> [BLOK TEKS]

Siapa yang berkata bahwa kisah cinta sejati terbaik di muka bumi ini adalah roman antara Romeo dan Juliet karya William Shakepeare, sesungguhnya belum pernah mendengar kisah cinta Ali bin Abi Thalib RA, sang pemuda cekatan yang cinta akan ilmu dan putri Sang Rasulullah Sallahu ‘alaihi Wasallam sendiri, si wanita tegar yang lembut, Fatimah Az zahra. Pasti, karena kisah Romeo dan Juliet tak lebih dari sebuah roman yang dilukis di atas kertas. Berbanding terbalik dengan kisah yang dilandasi iman dan cinta pada Allah Subhanahu wata’alla dan ini benar-benar terjadi sekitar 14 abad silam menghiasi indahnya langit jazirah Arab pada masa itu.

Ada rahasia terdalam di hati ‘Ali yang tak dikisahkannya pada siapapun. Fathimah, Karib kecilnya, puteri tersayang dari Sang Nabi yang adalah sepupunya itu, sungguh memesonanya. Kesantunannya, ibadahnya, kecekatan kerjanya, parasnya. Lihatlah gadis itu pada suatu hari ketika ayahnya pulang dengan luka memercik darah dan kepala yang dilumur isi perut unta. Ia bersihkan hati-hati, ia seka dengan penuh cinta. Ia bakar perca, ia tempelkan ke luka untuk menghentikan darah ayahnya.

> [INFORMASI TAMPILAN]

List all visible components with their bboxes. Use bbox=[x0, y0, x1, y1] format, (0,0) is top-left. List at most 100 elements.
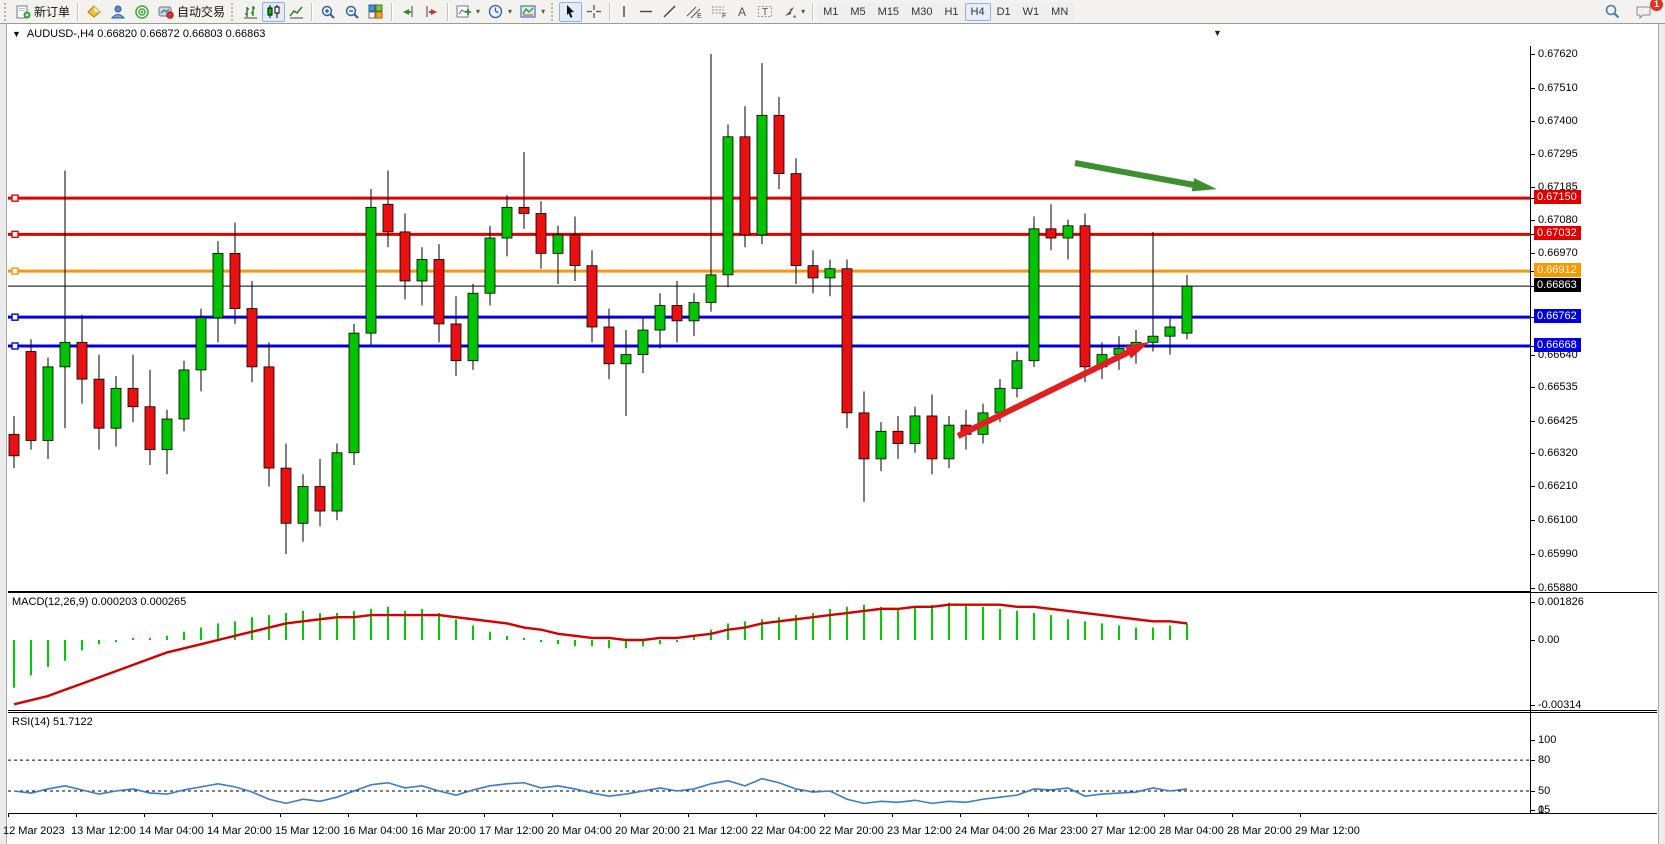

> [SOAL]
**a)** Menurut teks, kira-kira berapa abad silam kisah cinta Ali dan Fatimah terjadi?
**b)** Tolong tulis kembali bagian teks mulai dari "Ada rahasia terdalam" sampai dengan "menghentikan darah ayahnya.", dengan mengubah nama "Fathimah" menjadi "Fatimah".

> [JAWABAN SOAL]
**a)** Sekitar 14 abad silam.

**b)**
Ada rahasia terdalam di hati ‘Ali yang tak dikisahkannya pada siapapun. Fatimah, Karib kecilnya, puteri tersayang dari Sang Nabi yang adalah sepupunya itu, sungguh memesonanya. Kesantunannya, ibadahnya, kecekatan kerjanya, parasnya. Lihatlah gadis itu pada suatu hari ketika ayahnya pulang dengan luka memercik darah dan kepala yang dilumur isi perut unta. Ia bersihkan hati-hati, ia seka dengan penuh cinta. Ia bakar perca, ia tempelkan ke luka untuk menghentikan darah ayahnya.